Source data:

[start]

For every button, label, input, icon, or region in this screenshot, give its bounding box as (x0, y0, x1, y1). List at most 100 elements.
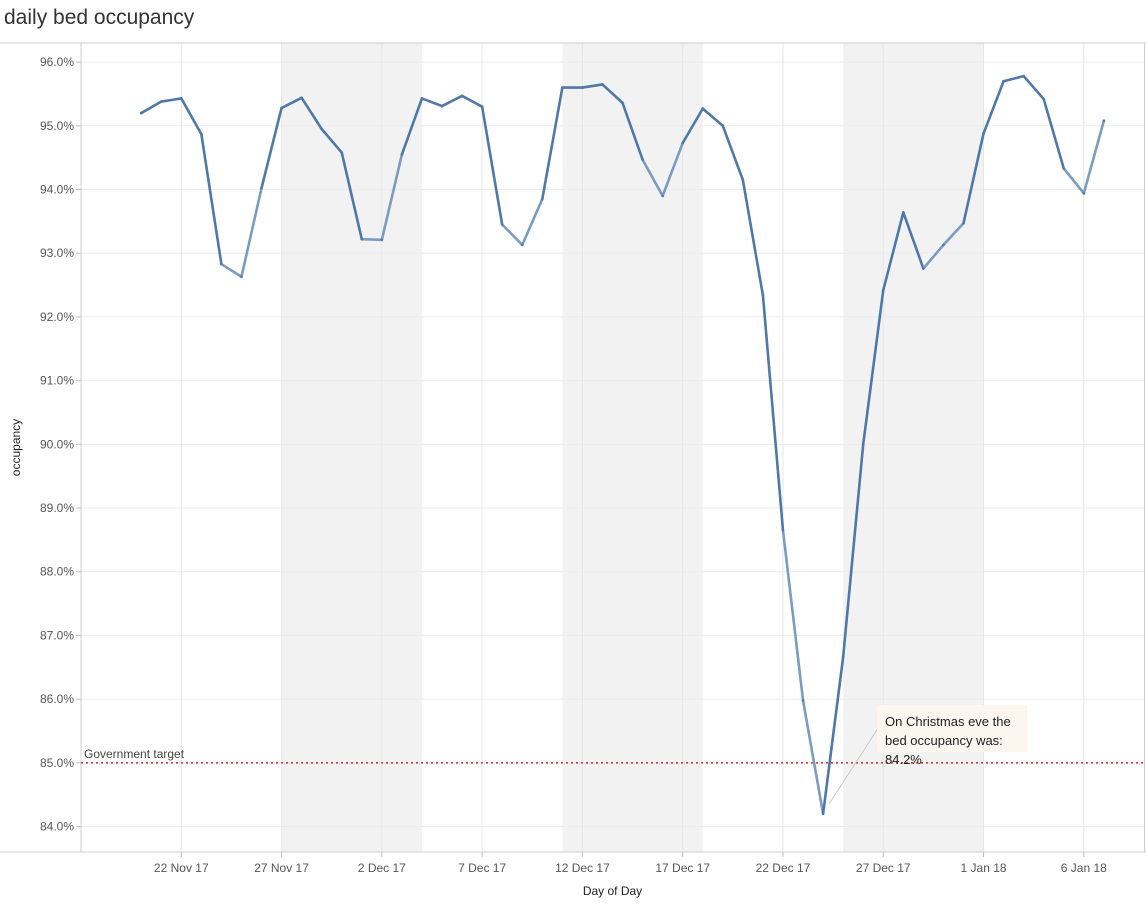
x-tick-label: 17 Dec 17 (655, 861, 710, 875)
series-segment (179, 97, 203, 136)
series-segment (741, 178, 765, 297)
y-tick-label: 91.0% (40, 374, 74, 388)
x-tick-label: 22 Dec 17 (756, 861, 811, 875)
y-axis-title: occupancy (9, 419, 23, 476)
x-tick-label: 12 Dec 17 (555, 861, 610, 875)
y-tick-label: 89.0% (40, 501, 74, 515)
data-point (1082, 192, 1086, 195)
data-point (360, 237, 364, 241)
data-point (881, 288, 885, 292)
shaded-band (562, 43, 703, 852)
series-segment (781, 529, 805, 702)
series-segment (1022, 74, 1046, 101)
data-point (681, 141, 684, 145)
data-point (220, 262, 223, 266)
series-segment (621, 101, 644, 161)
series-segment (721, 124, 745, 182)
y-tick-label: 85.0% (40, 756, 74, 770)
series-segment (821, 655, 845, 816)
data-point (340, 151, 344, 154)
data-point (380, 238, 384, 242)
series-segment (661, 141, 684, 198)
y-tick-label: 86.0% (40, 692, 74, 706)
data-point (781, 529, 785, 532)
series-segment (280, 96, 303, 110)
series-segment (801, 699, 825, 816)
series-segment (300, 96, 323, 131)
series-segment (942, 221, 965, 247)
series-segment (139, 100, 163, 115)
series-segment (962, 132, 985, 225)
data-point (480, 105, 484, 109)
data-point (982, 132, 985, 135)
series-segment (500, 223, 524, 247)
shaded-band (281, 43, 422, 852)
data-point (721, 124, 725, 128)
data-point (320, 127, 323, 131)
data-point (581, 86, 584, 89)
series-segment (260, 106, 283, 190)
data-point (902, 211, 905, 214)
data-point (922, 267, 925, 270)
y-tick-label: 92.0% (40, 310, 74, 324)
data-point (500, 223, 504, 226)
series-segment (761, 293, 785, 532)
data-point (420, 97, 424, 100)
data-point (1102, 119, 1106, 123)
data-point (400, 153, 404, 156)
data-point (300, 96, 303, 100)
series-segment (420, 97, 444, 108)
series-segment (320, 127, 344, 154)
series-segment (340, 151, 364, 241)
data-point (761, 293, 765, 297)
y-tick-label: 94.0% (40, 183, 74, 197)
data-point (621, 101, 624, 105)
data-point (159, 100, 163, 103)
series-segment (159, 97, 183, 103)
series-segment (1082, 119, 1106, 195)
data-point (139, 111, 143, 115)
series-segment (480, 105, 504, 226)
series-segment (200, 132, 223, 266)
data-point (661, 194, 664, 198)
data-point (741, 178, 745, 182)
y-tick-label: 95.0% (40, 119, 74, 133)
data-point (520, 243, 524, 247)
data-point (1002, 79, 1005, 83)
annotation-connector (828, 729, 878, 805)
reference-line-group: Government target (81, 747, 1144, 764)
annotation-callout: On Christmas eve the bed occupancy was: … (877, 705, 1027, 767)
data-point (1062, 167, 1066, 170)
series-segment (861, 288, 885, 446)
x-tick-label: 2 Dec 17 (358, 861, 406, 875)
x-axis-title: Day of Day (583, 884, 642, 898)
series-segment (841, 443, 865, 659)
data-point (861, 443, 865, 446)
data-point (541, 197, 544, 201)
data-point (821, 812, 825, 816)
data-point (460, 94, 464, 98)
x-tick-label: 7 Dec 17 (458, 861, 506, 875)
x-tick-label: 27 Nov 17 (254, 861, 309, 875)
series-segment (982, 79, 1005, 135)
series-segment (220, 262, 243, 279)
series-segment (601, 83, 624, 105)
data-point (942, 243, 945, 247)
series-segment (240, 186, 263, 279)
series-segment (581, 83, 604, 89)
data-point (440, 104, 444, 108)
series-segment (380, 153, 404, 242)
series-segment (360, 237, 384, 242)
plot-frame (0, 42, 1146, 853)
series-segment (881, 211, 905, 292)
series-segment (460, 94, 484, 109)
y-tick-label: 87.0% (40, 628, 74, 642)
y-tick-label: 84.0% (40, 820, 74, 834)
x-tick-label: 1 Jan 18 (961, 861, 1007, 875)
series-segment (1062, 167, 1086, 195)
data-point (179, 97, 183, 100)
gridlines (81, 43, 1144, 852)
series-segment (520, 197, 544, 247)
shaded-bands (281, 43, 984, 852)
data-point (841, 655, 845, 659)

[end]

- **Aim**:
Rewrite the material above with every occurrence of "series-segment" changed to "line-segment" and all other text left intact. Omit the picture from your answer.

- **Completed task**:
For every button, label, input, icon, or region in this screenshot, give its bounding box as (x0, y0, x1, y1). List at most 100 elements.
x-tick-label: 17 Dec 17 (655, 861, 710, 875)
line-segment (179, 97, 203, 136)
line-segment (741, 178, 765, 297)
y-tick-label: 91.0% (40, 374, 74, 388)
x-tick-label: 22 Dec 17 (756, 861, 811, 875)
y-axis-title: occupancy (9, 419, 23, 476)
x-tick-label: 12 Dec 17 (555, 861, 610, 875)
y-tick-label: 89.0% (40, 501, 74, 515)
data-point (1082, 192, 1086, 195)
data-point (360, 237, 364, 241)
data-point (881, 288, 885, 292)
shaded-band (562, 43, 703, 852)
line-segment (781, 529, 805, 702)
line-segment (1022, 74, 1046, 101)
data-point (681, 141, 684, 145)
data-point (220, 262, 223, 266)
line-segment (621, 101, 644, 161)
line-segment (721, 124, 745, 182)
y-tick-label: 85.0% (40, 756, 74, 770)
line-segment (821, 655, 845, 816)
data-point (340, 151, 344, 154)
data-point (380, 238, 384, 242)
line-segment (661, 141, 684, 198)
y-tick-label: 86.0% (40, 692, 74, 706)
data-point (781, 529, 785, 532)
line-segment (280, 96, 303, 110)
line-segment (801, 699, 825, 816)
line-segment (300, 96, 323, 131)
line-segment (942, 221, 965, 247)
line-segment (139, 100, 163, 115)
line-segment (962, 132, 985, 225)
data-point (480, 105, 484, 109)
data-point (982, 132, 985, 135)
line-segment (500, 223, 524, 247)
shaded-band (281, 43, 422, 852)
data-point (721, 124, 725, 128)
data-point (320, 127, 323, 131)
data-point (581, 86, 584, 89)
line-segment (260, 106, 283, 190)
data-point (902, 211, 905, 214)
data-point (922, 267, 925, 270)
y-tick-label: 92.0% (40, 310, 74, 324)
data-point (500, 223, 504, 226)
line-segment (761, 293, 785, 532)
data-point (420, 97, 424, 100)
data-point (1102, 119, 1106, 123)
data-point (400, 153, 404, 156)
data-point (300, 96, 303, 100)
line-segment (420, 97, 444, 108)
line-segment (320, 127, 344, 154)
line-segment (340, 151, 364, 241)
data-point (761, 293, 765, 297)
y-tick-label: 94.0% (40, 183, 74, 197)
data-point (621, 101, 624, 105)
data-point (159, 100, 163, 103)
line-segment (159, 97, 183, 103)
line-segment (1082, 119, 1106, 195)
data-point (139, 111, 143, 115)
line-segment (480, 105, 504, 226)
line-segment (200, 132, 223, 266)
data-point (661, 194, 664, 198)
data-point (741, 178, 745, 182)
y-tick-label: 95.0% (40, 119, 74, 133)
data-point (520, 243, 524, 247)
data-point (1002, 79, 1005, 83)
annotation-connector (828, 729, 878, 805)
reference-line-group: Government target (81, 747, 1144, 764)
annotation-callout: On Christmas eve the bed occupancy was: … (877, 705, 1027, 767)
data-point (1062, 167, 1066, 170)
line-segment (861, 288, 885, 446)
x-tick-label: 2 Dec 17 (358, 861, 406, 875)
x-axis-title: Day of Day (583, 884, 642, 898)
line-segment (841, 443, 865, 659)
data-point (861, 443, 865, 446)
data-point (541, 197, 544, 201)
data-point (821, 812, 825, 816)
data-point (460, 94, 464, 98)
x-tick-label: 7 Dec 17 (458, 861, 506, 875)
x-tick-label: 27 Nov 17 (254, 861, 309, 875)
line-segment (982, 79, 1005, 135)
line-segment (220, 262, 243, 279)
line-segment (601, 83, 624, 105)
data-point (942, 243, 945, 247)
line-segment (240, 186, 263, 279)
line-segment (581, 83, 604, 89)
data-point (440, 104, 444, 108)
line-segment (380, 153, 404, 242)
line-segment (360, 237, 384, 242)
plot-frame (0, 42, 1146, 853)
line-segment (881, 211, 905, 292)
line-segment (460, 94, 484, 109)
y-tick-label: 87.0% (40, 628, 74, 642)
y-tick-label: 84.0% (40, 820, 74, 834)
x-tick-label: 1 Jan 18 (961, 861, 1007, 875)
line-segment (1062, 167, 1086, 195)
data-point (179, 97, 183, 100)
gridlines (81, 43, 1144, 852)
line-segment (520, 197, 544, 247)
shaded-bands (281, 43, 984, 852)
data-point (841, 655, 845, 659)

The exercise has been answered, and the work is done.